§ **Exercise tasks**
A – Three questions on the Halloween reading list:
(i) On what date was Dead Girls published?
(ii) Who wrote The Penguin Book of Hell?
(iii) In the Penguin Classics description, who imagined the Devil as a monster with a thousand giant hands?
B – Could you carry the Halloween reading list further, starting right after its last sentence?

§ **Article**

Most readers will agree that October is the best time to read that horror novel that’s been sitting on your shelf for ages. But it’s also a great time to explore some recent nonfiction.
This year witnessed the release of several fascinating nonfiction books on a range of topics that are perfect for the Spookiest Month. Some offer scientific explanations for paranormal activity, while others explore the history behind some of our favorite scary stories. For the cultural critics among us, the year also brought critical essay collections about Hell, Frankenstein’s monster, and society’s fascination with dead girls. And that’s just the beginning.
Here’s a list of my favorite nonfiction books from 2018 that are must-reads for Halloween.
Dead Girls: Essays on Surviving an American Obsession
By Alice Bolin
Published June 26, 2018
This is perhaps the best and most comprehensive book I’ve read on the subject of “dead girls” in popular culture.
From William Morrow: “Alice Bolin examines iconic American works from the essays of Joan Didion and James Baldwin to Twin Peaks, Britney Spears, and Serial, illuminating the widespread obsession with women who are abused, killed, and disenfranchised, and whose bodies (dead and alive) are used as props to bolster men’s stories. Smart and accessible, thoughtful and heartfelt, Bolin investigates the implications of our cultural fixations, and her own role as a consumer and creator.”
The Penguin Book of Hell
By Scott G. Bruce
Published September 4, 2018
This fascinating collection kept me reading long after midnight, and the images it put in my head kept me up even longer. A deeply engaging read.
From Penguin Classics: “From the Hebrew Bible’s shadowy realm of Sheol to twenty-first-century visions of Hell on earth, The Penguin Book of Hell takes us through three thousand years of eternal damnation. Along the way, you’ll take a ferry ride with Aeneas to Hades, across the river Acheron; meet the Devil as imagined by a twelfth-century Irish monk–a monster with a thousand giant hands; wander the nine circles of Hell in Dante’s Inferno, in which gluttons, liars, heretics, murderers, and hypocrites are made to endure crime-appropriate torture; and witness the debates that raged in Victorian England when new scientific advances cast doubt on the idea of an eternal hereafter. Drawing upon religious poetry, epics, theological treatises, stories of miracles, and accounts of saints’ lives, this fascinating volume of hellscapes illuminates how Hell has long haunted us, in both life and death.”

§ **Material provided**
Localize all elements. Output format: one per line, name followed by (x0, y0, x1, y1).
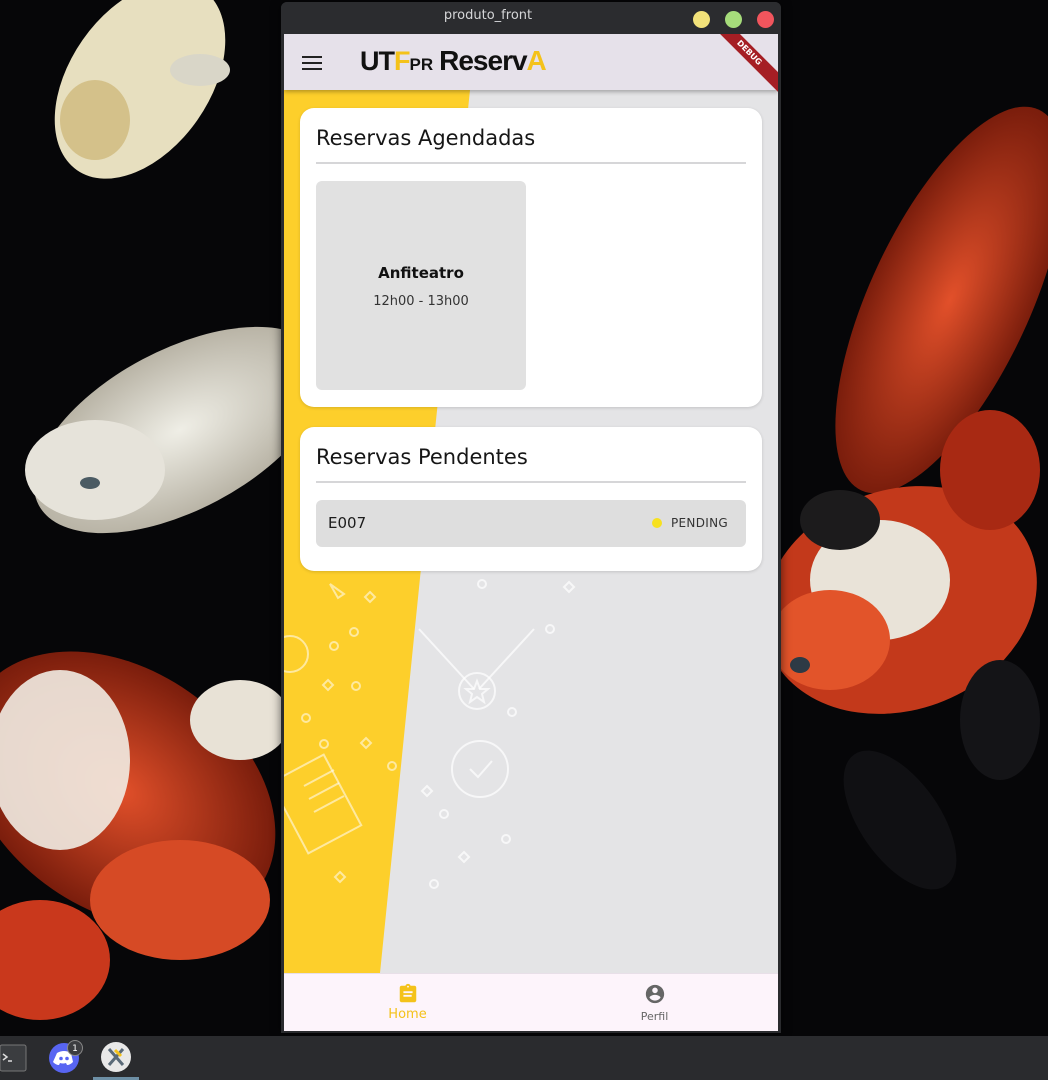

§ **Outputs**
A –
(i) June 26, 2018
(ii) Scott G. Bruce
(iii) A twelfth-century Irish monk

B –
Adapting Frankenstein: The Monster’s Eternal Lives in Popular Culture
Edited by Dennis Cutchins and Dennis Perry
Manchester University Press
Published October 1, 2018
This creative and genre-spanning collection explores why and how Dr. Frankenstein and his legendary monster have captivated audiences for more than a century.
From Manchester University Press: “Mary Shelley’s Frankenstein is one of the most popular novels in western literature. It has been adapted and re-assembled in countless forms, from Hammer Horror films to young-adult books and bandes dessinées. Beginning with the idea of the ‘Frankenstein Complex’, this edited collection provides a series of creative readings that explore the elaborate intertextual networks that make up the novel’s remarkable afterlife. It broadens the scope of research on Frankenstein while deepening our understanding of a text that, 200 years after its original publication, continues to intrigue and terrify us in new and unexpected ways.”
The Ravenmaster: My Life with the Ravens at the Tower of London
Farrar, Straus and Giroux
Published October 2, 2018
This engaging read isn’t all that creepy, but it revolves around two of the most iconic figures in scary stories: ravens and the Tower of London. It’s also a ton of fun.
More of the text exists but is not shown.